◆ **Written instruction**
Filter out everything except lines holding "이행하지".

(begin)

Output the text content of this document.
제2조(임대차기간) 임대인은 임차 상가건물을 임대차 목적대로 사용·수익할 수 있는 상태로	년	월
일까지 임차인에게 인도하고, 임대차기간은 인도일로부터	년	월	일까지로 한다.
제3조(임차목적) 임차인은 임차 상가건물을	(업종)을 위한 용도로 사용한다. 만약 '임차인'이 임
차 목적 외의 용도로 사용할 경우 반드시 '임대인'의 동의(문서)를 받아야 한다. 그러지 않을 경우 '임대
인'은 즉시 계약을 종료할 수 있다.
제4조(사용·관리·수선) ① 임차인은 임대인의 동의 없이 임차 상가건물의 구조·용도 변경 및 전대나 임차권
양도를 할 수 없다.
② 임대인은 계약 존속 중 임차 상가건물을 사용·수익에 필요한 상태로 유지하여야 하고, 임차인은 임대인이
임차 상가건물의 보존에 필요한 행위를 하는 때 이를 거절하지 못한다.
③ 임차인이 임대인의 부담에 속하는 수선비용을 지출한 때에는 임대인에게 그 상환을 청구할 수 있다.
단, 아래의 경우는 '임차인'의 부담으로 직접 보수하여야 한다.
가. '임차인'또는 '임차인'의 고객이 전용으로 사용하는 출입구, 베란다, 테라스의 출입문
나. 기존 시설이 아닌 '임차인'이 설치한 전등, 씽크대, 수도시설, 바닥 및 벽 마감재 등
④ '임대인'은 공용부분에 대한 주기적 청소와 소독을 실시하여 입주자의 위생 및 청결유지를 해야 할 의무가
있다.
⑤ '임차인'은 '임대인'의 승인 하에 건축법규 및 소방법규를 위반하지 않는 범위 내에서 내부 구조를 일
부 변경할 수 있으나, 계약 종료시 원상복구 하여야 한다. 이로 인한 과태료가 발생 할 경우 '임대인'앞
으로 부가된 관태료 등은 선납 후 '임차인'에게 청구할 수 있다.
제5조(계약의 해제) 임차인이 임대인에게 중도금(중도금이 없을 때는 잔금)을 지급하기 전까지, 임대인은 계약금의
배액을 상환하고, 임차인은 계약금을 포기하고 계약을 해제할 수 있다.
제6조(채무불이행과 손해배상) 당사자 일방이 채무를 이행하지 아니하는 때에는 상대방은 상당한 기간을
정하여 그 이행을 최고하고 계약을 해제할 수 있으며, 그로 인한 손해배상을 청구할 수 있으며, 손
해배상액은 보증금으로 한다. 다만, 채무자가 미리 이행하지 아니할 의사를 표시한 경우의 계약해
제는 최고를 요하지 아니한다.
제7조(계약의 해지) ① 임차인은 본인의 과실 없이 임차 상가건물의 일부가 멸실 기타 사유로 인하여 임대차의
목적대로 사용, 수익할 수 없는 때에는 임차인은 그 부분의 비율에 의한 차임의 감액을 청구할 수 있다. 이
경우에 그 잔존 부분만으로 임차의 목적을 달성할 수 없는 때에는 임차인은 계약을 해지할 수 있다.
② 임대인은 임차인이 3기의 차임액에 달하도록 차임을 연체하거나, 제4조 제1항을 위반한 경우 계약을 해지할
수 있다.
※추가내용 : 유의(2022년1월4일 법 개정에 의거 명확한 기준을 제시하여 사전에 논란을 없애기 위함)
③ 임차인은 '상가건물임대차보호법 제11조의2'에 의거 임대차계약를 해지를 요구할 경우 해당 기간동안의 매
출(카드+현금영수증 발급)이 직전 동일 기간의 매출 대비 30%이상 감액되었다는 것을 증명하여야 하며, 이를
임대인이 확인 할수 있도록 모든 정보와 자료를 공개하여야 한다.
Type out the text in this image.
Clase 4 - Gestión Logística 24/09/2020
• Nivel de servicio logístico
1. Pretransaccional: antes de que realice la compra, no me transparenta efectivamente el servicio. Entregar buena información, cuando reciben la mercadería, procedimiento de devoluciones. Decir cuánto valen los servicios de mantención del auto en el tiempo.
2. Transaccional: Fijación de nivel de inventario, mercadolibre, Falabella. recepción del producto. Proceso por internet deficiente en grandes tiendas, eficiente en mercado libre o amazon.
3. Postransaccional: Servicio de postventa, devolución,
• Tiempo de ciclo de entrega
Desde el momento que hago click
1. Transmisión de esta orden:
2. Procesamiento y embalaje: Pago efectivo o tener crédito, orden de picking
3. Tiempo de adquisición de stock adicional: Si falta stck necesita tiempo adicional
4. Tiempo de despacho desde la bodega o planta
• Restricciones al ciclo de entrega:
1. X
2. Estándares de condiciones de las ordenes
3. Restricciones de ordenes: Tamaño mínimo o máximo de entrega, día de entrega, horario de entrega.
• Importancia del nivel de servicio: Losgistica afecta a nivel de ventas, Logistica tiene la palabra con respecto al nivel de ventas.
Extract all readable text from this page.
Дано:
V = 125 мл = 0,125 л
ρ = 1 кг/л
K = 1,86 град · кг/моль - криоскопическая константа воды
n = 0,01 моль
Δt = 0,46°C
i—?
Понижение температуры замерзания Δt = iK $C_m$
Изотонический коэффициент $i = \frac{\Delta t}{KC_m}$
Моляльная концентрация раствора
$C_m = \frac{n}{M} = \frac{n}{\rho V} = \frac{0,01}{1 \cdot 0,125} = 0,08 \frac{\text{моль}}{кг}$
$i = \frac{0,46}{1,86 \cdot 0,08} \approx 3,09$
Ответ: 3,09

(end)

◆ **Complete answer**
제6조(채무불이행과 손해배상) 당사자 일방이 채무를 이행하지 아니하는 때에는 상대방은 상당한 기간을
해배상액은 보증금으로 한다. 다만, 채무자가 미리 이행하지 아니할 의사를 표시한 경우의 계약해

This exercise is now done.